### MATERIAL PROVIDED
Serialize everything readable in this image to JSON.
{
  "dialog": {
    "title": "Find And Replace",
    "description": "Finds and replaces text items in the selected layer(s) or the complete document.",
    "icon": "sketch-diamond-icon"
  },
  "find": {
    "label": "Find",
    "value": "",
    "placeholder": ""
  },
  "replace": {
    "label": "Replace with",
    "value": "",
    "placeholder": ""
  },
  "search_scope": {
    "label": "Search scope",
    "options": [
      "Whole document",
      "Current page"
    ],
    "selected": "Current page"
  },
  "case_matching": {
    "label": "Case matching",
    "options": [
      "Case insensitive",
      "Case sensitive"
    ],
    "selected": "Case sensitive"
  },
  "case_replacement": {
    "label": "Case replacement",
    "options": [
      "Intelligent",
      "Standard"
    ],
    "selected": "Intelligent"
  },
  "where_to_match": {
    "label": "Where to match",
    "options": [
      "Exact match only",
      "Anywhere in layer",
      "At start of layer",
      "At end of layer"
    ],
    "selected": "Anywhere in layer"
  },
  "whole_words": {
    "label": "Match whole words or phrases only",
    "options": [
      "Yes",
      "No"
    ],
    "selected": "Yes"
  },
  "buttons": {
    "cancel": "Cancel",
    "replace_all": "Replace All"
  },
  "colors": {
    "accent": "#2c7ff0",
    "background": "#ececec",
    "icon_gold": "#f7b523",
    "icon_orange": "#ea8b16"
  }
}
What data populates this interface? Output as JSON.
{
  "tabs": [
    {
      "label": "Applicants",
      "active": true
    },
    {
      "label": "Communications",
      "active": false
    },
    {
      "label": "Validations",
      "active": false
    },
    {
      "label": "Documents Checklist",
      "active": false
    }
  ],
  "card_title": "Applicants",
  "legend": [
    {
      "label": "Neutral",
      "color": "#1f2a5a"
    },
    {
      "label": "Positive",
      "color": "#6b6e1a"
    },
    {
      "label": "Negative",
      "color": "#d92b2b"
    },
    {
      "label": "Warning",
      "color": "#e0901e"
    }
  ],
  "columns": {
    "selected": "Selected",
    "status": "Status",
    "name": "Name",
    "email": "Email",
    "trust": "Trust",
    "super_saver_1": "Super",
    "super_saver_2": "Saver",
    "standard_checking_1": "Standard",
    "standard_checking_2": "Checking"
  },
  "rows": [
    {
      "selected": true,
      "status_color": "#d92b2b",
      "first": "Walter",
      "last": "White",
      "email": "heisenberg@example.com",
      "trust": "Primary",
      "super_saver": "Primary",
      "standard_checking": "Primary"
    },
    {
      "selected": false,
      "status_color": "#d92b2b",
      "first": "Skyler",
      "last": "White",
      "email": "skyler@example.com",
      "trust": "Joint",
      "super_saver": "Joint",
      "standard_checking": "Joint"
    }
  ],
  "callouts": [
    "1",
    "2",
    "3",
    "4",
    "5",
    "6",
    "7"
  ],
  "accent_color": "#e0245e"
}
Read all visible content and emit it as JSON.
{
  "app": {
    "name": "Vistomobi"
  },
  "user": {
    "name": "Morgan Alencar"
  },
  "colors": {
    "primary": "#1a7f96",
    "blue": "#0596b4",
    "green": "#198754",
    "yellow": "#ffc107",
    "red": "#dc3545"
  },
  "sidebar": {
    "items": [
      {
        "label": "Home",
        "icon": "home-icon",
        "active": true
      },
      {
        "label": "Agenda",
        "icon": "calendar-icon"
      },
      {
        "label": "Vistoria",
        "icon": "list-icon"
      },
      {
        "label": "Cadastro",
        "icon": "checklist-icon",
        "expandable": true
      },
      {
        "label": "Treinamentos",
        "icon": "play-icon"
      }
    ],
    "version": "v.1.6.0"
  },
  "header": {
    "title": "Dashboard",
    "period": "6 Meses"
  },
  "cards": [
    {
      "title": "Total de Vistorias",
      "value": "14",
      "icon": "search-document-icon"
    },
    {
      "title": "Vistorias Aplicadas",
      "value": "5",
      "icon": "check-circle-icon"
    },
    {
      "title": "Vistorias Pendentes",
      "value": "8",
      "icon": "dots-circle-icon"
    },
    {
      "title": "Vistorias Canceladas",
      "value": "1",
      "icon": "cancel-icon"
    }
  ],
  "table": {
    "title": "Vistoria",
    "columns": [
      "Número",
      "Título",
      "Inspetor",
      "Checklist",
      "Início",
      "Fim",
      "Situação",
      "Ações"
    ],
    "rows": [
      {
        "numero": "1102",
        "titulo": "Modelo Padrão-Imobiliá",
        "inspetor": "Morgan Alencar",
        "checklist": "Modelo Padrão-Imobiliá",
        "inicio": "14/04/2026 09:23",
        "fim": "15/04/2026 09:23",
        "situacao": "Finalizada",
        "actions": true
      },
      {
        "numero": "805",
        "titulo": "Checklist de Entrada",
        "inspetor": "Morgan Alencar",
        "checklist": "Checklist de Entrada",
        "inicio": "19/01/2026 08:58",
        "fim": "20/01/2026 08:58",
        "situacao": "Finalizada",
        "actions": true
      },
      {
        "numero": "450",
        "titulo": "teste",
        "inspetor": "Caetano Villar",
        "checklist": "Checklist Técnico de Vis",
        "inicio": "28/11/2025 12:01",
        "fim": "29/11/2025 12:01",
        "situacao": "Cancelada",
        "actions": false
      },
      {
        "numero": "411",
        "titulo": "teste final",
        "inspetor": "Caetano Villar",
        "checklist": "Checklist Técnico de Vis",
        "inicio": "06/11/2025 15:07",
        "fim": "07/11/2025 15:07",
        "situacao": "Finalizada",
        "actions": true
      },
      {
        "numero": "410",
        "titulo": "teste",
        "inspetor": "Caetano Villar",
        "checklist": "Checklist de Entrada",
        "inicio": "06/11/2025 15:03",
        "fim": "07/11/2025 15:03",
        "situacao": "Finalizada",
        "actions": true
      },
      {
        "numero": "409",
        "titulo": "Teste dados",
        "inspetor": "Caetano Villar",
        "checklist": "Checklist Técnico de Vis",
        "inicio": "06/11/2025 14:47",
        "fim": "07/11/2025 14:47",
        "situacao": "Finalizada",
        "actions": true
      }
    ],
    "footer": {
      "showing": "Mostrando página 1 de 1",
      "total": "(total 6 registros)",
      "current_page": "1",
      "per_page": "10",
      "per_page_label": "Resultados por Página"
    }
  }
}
######
### MATERIAL PROVIDED
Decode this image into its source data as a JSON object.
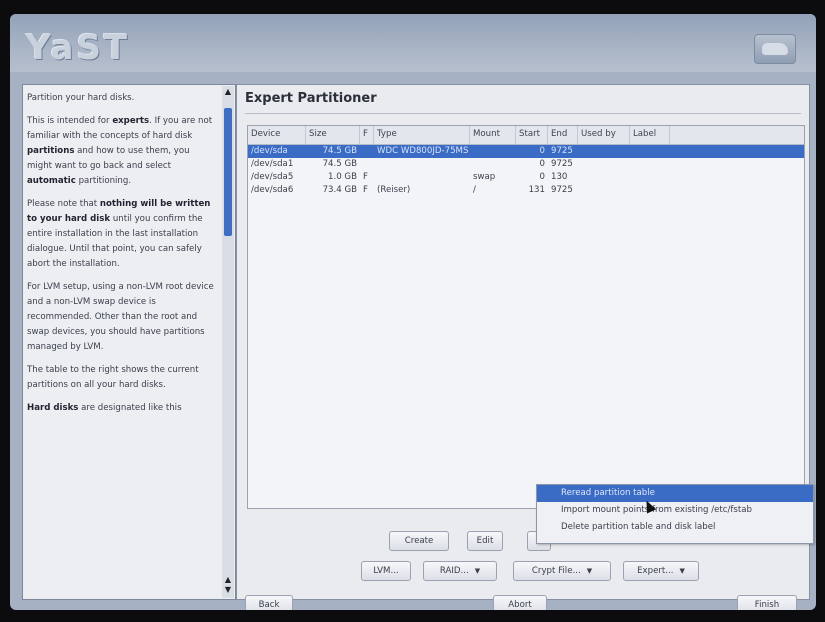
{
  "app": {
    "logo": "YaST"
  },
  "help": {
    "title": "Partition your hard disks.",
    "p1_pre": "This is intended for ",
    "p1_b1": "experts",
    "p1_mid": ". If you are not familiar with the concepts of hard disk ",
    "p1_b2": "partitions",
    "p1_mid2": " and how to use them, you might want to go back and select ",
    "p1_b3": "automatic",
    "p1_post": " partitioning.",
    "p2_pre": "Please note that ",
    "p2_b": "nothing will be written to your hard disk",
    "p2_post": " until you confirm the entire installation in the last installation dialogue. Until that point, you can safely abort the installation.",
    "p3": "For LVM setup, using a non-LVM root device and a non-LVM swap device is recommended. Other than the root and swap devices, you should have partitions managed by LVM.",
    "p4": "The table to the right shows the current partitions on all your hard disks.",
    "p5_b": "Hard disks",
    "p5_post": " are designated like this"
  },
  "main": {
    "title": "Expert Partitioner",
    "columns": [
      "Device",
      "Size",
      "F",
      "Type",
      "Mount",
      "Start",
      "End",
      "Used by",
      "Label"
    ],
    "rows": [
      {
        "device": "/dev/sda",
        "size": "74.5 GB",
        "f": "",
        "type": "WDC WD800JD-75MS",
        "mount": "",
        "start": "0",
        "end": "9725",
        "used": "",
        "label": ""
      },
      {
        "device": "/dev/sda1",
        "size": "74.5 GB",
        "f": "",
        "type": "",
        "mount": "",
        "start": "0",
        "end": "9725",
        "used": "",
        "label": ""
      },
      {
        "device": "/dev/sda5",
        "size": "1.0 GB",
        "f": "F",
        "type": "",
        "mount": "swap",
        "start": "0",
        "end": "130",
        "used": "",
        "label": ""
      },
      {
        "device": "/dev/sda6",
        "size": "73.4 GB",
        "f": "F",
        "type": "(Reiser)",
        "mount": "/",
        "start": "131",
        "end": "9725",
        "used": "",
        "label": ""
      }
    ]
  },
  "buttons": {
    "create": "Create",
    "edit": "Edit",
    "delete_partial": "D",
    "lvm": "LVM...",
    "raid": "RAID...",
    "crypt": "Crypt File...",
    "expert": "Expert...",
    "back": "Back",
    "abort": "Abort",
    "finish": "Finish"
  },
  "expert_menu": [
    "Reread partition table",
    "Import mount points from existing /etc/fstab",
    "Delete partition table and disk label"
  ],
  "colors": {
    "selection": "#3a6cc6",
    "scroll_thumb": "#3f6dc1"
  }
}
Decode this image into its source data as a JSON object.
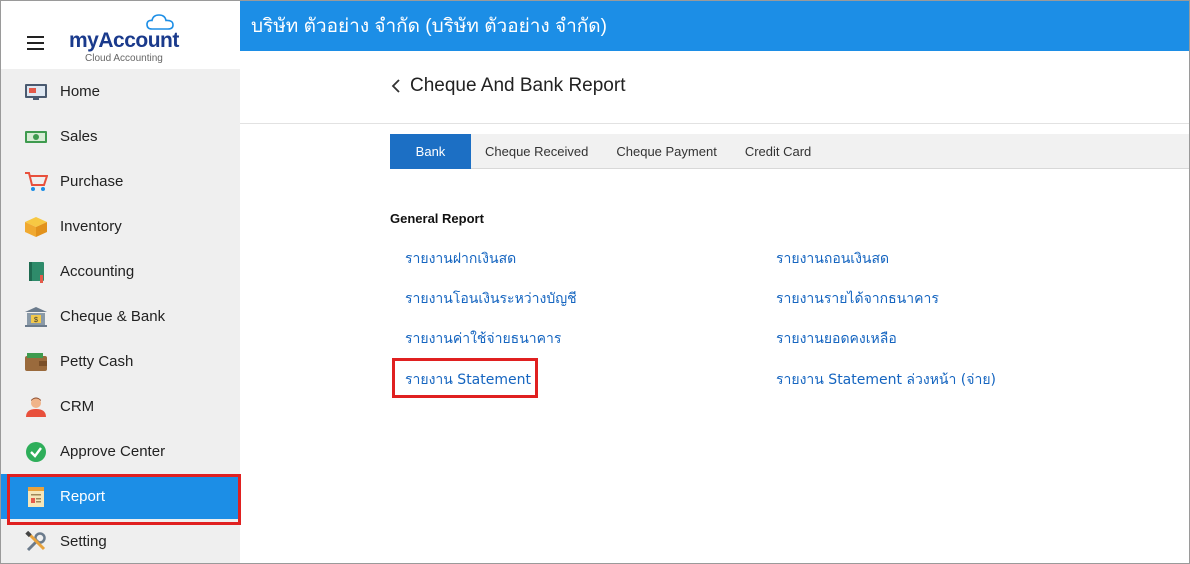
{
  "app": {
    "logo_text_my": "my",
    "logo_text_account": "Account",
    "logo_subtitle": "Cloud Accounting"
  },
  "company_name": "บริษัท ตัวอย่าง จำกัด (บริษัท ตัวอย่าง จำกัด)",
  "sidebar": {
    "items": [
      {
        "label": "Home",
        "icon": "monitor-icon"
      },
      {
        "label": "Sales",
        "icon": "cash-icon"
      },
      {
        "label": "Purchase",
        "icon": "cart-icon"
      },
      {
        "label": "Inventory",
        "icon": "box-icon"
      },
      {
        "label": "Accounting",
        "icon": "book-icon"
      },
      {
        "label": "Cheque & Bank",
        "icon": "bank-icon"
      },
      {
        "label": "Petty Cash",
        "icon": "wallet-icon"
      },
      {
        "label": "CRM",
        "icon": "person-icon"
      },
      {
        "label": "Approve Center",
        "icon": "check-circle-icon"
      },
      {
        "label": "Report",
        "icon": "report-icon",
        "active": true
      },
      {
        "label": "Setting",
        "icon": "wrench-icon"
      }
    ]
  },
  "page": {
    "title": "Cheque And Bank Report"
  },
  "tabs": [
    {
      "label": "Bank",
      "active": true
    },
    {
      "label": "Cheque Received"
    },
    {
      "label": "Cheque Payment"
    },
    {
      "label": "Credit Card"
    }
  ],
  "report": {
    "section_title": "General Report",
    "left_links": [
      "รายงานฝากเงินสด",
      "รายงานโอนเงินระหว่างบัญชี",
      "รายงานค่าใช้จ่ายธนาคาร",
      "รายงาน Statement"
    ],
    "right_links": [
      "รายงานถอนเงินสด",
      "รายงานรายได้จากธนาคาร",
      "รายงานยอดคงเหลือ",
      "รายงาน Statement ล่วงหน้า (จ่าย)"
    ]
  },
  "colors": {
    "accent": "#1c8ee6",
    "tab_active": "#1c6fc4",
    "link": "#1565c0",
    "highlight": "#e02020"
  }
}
######
» WHAT YOU HAVE TO DO
State the number of lines in these entries that include the string "Modelo". Provide nothing beyond that number.

» FINAL RESULT
2